How to fix your checkout
A checkout in three or four steps, thumb-friendly, with the typing taken out. The full checklist.
Most people who reach your checkout already want the thing. They picked the size, read the reviews, and tapped buy. Then the form asks for one field too many, or the shipping cost shows up for the first time on the last screen, and they close the tab.
The Baymard Institute puts the average documented cart abandonment rate near 70 percent. A good share of that happens inside the checkout itself, for reasons that have nothing to do with price or intent. Close to one in five people who leave during checkout say it was too long or complicated. More than one in five leave because they could not see the full cost up front. Those are design problems, and design problems get fixed.
This is the checklist we work through with a store, roughly in the order that matters.
Keep it to three or four steps
The shape that holds up: cart, shipping, payment, confirmation. Four screens, or three if payment and shipping share one. Every step past that is another place to reconsider, and another place to lose people who were ready to pay.
Show a progress indicator so a shopper can see the end from the start. Three marks and a label is enough. The point is not decoration. Someone who knows there are two steps left will finish two steps. Someone with no idea assumes it is more and leaves.

(Source excerpt):
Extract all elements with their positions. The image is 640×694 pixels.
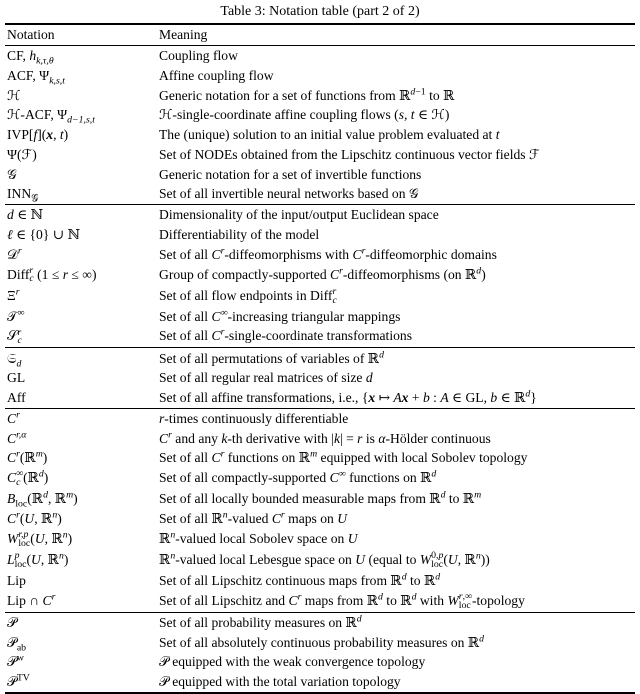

(Set tasks):
A. Reproduce the passage of the checkout guide starting with "This is the" and going on through "more and leaves.".
B. According to the checkout guide, what average documented cart abandonment rate does the Baymard Institute report?
C. Translate this sentence from the checkout guide into Spanish: "Show a progress indicator so a shopper can see the end from the start."

(Per-task outputs):
A.
This is the checklist we work through with a store, roughly in the order that matters.
Keep it to three or four steps
The shape that holds up: cart, shipping, payment, confirmation. Four screens, or three if payment and shipping share one. Every step past that is another place to reconsider, and another place to lose people who were ready to pay.
Show a progress indicator so a shopper can see the end from the start. Three marks and a label is enough. The point is not decoration. Someone who knows there are two steps left will finish two steps. Someone with no idea assumes it is more and leaves.

B. Near 70 percent.

C. Muestre un indicador de progreso para que el comprador pueda ver el final desde el principio.